**Information provided:**
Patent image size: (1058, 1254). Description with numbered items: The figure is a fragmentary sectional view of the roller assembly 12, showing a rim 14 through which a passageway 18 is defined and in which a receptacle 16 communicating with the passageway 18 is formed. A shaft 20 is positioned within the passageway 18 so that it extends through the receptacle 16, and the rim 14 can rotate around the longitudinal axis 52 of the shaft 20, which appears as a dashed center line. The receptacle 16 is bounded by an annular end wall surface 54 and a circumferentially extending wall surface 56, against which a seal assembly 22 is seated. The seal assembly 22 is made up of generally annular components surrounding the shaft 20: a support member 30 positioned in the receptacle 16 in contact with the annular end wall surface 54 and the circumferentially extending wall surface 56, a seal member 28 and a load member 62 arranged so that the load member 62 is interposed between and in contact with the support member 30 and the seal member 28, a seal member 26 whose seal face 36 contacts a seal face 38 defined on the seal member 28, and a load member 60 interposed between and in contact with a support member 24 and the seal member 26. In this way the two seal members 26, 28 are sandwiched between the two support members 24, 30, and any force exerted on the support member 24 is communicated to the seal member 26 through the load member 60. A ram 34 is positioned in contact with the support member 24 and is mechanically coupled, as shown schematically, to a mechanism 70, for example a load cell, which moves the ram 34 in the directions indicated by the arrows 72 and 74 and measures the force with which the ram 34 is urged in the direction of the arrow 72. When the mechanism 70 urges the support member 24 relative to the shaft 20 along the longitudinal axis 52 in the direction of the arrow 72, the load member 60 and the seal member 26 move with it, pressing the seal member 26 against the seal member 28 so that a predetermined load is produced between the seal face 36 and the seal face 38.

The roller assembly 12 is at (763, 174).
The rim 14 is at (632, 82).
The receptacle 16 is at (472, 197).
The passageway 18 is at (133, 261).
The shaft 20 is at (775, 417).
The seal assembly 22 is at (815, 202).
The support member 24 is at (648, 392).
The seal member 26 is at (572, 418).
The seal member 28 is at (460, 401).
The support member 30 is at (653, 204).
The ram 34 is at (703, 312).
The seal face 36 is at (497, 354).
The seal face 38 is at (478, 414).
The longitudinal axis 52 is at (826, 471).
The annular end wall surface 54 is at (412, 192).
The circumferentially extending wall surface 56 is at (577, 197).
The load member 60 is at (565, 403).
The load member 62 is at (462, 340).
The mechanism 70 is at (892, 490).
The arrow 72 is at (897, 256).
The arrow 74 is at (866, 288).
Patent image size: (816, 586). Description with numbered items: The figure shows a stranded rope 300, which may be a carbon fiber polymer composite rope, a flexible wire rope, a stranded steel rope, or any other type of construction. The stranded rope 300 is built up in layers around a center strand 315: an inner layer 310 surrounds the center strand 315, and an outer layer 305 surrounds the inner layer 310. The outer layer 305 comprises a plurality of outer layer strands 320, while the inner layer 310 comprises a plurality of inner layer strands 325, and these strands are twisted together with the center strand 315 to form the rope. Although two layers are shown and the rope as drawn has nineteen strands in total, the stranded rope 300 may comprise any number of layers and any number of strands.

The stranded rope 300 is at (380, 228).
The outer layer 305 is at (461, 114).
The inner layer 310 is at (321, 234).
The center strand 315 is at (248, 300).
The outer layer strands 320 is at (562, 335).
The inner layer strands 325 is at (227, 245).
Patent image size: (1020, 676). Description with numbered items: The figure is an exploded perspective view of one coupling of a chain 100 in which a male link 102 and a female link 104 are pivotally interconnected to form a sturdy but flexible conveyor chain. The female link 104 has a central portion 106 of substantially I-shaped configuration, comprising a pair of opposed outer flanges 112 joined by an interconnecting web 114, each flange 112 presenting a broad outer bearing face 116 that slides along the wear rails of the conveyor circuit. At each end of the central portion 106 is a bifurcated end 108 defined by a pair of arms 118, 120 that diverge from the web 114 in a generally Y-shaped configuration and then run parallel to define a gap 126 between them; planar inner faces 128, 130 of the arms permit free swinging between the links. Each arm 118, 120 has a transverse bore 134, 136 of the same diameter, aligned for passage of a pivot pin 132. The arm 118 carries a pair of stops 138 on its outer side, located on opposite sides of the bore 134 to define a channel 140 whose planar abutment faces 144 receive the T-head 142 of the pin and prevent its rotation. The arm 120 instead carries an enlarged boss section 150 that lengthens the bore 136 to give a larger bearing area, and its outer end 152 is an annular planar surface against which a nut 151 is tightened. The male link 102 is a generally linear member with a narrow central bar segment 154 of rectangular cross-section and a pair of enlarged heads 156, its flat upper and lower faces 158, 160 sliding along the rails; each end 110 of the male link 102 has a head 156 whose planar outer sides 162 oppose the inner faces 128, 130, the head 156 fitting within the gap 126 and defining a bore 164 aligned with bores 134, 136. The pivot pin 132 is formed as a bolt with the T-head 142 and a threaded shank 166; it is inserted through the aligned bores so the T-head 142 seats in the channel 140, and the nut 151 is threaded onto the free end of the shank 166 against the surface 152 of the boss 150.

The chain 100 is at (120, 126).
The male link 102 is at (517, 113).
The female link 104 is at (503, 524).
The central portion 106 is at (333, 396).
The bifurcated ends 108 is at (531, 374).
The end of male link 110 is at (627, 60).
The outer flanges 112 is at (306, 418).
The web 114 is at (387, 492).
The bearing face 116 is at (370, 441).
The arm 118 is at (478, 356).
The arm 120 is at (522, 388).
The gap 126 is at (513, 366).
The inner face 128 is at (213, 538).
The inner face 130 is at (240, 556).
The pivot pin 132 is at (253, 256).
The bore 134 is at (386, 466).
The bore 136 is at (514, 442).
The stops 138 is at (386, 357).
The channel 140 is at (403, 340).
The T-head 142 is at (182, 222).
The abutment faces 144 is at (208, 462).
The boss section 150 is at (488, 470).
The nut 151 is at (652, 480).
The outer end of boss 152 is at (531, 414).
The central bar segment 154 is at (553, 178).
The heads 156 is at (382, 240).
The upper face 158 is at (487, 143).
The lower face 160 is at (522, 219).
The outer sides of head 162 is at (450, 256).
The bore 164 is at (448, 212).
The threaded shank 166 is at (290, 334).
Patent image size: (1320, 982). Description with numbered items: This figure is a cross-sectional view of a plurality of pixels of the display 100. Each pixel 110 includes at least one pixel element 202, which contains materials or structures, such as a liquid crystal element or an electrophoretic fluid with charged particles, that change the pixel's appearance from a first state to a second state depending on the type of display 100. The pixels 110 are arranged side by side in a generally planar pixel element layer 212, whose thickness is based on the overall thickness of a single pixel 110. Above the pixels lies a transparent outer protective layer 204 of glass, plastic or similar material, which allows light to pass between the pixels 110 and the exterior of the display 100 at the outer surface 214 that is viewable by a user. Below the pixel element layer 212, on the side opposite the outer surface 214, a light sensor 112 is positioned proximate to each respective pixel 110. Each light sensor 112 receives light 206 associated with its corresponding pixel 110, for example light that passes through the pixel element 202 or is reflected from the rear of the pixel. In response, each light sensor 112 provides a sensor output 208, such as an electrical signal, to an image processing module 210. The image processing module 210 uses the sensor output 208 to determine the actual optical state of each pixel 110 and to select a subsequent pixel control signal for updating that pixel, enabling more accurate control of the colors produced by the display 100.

**Short problem:** Identify each line in the records above that contains the word "stranded", and copy every such line in full.

**Reply:**
Patent image size: (816, 586). Description with numbered items: The figure shows a stranded rope 300, which may be a carbon fiber polymer composite rope, a flexible wire rope, a stranded steel rope, or any other type of construction. The stranded rope 300 is built up in layers around a center strand 315: an inner layer 310 surrounds the center strand 315, and an outer layer 305 surrounds the inner layer 310. The outer layer 305 comprises a plurality of outer layer strands 320, while the inner layer 310 comprises a plurality of inner layer strands 325, and these strands are twisted together with the center strand 315 to form the rope. Although two layers are shown and the rope as drawn has nineteen strands in total, the stranded rope 300 may comprise any number of layers and any number of strands.
The stranded rope 300 is at (380, 228).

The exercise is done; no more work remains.